● Given instruction: Find every line in the records below that holds the word "have", and copy it out.

● Source data:

▼▼▼

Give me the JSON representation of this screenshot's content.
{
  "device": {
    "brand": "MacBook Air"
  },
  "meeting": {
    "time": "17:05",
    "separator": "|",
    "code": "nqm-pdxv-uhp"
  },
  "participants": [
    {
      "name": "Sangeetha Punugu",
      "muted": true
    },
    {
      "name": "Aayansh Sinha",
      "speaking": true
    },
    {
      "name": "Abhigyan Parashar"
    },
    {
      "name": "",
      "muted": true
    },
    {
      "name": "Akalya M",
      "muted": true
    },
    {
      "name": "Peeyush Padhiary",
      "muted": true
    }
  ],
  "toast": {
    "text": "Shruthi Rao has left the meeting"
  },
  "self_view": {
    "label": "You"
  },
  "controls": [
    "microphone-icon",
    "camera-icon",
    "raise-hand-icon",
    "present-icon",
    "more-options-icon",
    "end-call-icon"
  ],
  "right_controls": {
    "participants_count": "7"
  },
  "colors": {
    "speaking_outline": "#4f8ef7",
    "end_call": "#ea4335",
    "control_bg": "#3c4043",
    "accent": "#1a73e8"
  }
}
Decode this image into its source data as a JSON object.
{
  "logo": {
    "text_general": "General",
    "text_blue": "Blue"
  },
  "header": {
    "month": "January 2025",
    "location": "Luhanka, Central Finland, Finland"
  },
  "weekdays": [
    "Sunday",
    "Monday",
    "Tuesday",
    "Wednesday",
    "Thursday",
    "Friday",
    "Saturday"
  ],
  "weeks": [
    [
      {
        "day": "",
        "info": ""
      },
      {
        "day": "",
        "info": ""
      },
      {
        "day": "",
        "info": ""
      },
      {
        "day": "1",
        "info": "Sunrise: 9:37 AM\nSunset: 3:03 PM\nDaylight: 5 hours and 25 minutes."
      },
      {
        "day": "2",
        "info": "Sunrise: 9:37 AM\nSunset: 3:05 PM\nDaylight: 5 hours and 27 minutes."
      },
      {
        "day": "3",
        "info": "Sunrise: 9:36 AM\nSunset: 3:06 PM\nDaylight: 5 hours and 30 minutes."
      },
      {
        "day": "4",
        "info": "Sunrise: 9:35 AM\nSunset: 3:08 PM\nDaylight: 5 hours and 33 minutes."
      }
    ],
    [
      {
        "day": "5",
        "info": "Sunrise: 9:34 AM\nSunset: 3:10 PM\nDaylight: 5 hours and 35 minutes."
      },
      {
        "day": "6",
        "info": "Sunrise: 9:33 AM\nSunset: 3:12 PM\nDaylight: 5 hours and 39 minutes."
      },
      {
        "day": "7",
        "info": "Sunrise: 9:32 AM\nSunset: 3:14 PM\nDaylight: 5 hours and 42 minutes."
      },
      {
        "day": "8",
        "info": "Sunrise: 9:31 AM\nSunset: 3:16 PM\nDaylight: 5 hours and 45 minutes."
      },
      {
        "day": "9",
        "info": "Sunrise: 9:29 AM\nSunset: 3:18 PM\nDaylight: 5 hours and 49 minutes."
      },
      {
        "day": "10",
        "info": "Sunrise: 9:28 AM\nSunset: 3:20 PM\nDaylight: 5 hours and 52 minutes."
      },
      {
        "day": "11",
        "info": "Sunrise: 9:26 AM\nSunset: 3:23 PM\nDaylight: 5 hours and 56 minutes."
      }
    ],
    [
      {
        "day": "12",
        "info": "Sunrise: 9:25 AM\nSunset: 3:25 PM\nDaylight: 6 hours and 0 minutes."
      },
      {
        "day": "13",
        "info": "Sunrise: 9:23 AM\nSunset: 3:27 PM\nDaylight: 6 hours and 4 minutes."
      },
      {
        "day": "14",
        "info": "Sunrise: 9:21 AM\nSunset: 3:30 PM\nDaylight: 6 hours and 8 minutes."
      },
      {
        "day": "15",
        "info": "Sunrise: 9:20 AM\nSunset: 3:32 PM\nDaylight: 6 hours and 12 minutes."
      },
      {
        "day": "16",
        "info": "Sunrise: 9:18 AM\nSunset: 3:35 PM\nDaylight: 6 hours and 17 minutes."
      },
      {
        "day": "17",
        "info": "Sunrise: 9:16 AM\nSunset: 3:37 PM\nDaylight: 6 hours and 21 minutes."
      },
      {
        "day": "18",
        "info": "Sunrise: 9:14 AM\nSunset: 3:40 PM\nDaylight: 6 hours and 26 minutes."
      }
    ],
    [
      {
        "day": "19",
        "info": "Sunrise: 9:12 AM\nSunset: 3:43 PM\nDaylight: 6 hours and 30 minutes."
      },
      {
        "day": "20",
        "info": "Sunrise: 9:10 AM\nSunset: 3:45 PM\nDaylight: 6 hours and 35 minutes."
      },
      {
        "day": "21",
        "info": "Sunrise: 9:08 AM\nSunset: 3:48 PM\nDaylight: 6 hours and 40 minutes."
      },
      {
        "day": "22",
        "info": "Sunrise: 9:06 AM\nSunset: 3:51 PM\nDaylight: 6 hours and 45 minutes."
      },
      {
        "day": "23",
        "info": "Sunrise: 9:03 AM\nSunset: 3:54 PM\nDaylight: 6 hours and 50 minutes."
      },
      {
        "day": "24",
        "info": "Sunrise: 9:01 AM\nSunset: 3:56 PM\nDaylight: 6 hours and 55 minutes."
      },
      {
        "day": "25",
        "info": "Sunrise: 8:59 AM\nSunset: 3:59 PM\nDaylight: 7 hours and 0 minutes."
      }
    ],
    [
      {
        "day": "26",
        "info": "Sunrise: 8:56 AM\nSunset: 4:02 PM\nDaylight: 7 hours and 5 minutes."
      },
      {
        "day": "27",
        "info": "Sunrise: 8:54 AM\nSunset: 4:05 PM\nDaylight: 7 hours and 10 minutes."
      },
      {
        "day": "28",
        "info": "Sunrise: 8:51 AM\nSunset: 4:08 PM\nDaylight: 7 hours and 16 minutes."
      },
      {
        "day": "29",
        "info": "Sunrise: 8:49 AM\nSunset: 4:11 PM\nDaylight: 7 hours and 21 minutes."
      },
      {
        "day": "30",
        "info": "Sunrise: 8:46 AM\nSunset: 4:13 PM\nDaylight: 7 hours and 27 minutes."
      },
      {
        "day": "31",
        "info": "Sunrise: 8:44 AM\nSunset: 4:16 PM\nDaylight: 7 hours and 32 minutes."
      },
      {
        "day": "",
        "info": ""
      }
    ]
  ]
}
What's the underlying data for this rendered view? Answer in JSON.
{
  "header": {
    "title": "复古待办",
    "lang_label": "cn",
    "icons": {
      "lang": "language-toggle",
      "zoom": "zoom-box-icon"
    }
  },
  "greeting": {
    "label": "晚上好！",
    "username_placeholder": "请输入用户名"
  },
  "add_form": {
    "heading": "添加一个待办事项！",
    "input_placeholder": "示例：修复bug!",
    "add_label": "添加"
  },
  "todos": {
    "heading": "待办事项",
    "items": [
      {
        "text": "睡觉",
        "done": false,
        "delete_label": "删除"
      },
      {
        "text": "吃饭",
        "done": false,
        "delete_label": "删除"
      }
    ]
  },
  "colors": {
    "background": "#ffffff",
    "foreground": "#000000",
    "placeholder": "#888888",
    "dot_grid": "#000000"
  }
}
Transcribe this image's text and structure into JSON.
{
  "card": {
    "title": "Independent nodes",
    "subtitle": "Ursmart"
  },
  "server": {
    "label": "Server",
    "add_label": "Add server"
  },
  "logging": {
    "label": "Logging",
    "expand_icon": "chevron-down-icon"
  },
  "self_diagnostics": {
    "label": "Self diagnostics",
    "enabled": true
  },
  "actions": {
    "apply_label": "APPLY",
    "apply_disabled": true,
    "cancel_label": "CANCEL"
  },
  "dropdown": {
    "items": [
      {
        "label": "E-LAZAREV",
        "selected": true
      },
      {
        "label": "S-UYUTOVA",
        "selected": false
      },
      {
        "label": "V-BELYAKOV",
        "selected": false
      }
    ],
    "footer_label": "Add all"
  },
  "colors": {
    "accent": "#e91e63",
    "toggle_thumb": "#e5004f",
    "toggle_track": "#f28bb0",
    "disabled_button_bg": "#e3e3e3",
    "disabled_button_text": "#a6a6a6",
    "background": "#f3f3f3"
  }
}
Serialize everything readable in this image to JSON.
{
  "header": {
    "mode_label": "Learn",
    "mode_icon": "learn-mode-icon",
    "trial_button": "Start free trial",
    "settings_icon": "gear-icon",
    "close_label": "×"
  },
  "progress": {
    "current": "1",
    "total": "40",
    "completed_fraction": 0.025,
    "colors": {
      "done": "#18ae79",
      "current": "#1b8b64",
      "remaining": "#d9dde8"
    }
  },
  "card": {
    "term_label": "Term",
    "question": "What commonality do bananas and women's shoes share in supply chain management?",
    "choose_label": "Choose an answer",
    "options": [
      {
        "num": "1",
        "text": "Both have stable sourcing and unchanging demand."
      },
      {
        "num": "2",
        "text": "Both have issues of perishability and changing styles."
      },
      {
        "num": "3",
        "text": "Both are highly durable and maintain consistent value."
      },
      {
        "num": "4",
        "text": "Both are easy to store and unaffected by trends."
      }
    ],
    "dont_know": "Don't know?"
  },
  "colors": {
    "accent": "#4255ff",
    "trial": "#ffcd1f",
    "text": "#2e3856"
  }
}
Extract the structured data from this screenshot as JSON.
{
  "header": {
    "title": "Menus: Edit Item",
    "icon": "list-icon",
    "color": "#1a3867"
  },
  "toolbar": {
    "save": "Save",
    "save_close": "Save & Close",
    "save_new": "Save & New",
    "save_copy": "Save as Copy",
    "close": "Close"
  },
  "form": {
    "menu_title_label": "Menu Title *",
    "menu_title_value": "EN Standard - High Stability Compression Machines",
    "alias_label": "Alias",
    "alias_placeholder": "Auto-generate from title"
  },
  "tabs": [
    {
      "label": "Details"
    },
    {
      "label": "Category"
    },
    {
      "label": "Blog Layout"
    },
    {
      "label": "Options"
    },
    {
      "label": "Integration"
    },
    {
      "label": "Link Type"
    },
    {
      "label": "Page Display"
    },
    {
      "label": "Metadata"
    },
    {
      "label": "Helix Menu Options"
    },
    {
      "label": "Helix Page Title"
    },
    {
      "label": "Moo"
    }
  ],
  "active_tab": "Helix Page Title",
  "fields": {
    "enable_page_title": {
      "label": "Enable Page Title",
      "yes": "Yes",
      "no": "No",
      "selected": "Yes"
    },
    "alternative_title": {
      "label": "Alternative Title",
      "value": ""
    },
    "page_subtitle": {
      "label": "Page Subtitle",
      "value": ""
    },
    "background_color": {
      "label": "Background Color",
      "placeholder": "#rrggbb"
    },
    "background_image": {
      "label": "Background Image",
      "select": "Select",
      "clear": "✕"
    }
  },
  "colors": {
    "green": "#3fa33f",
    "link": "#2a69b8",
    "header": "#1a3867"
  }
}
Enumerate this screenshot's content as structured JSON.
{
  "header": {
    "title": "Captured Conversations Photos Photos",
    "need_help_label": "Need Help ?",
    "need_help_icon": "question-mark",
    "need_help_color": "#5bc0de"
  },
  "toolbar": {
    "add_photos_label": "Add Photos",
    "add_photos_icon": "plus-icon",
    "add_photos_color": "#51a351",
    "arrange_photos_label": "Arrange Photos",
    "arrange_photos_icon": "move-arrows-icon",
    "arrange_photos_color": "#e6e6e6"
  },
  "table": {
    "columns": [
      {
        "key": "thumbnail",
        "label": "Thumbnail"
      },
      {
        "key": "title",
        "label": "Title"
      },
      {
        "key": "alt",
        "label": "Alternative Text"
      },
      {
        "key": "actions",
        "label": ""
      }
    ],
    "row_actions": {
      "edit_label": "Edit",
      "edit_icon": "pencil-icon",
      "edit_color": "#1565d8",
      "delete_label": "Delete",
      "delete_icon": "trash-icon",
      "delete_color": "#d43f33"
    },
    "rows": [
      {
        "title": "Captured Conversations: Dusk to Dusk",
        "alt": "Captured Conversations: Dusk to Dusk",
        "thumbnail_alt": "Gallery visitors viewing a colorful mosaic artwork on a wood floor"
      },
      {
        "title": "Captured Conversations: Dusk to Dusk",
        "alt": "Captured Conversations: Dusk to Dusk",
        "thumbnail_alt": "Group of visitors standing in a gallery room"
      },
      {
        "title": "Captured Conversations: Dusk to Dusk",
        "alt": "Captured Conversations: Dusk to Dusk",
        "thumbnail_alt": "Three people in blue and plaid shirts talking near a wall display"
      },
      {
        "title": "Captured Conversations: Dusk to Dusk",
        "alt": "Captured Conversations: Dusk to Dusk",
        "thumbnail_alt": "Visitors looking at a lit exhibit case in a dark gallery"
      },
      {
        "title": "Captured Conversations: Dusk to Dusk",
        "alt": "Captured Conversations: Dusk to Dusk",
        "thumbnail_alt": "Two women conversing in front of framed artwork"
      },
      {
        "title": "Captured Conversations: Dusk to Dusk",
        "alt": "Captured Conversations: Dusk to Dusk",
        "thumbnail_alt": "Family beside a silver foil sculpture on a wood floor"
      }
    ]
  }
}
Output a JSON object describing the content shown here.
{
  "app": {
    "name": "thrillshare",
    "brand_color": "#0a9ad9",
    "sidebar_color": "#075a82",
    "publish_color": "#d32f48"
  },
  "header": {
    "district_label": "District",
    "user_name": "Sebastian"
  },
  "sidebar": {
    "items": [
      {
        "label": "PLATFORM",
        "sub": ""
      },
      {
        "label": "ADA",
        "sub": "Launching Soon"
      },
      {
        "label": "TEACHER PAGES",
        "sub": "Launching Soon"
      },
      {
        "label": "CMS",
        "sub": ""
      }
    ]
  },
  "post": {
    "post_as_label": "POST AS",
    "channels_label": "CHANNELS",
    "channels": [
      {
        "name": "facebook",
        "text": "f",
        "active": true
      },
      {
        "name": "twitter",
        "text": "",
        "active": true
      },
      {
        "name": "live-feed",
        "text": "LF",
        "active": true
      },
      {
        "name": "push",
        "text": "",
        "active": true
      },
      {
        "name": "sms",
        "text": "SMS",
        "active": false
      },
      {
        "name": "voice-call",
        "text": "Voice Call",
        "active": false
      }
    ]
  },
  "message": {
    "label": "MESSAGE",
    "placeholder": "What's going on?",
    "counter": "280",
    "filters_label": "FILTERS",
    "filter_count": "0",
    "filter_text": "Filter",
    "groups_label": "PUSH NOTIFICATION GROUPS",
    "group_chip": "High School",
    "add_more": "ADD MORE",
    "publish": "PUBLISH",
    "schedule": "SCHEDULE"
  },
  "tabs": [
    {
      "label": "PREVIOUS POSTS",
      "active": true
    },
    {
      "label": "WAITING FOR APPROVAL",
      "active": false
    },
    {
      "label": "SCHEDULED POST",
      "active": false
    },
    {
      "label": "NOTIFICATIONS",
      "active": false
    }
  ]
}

▲▲▲

● Answer below:
        "text": "Both have stable sourcing and unchanging demand."
        "text": "Both have issues of perishability and changing styles."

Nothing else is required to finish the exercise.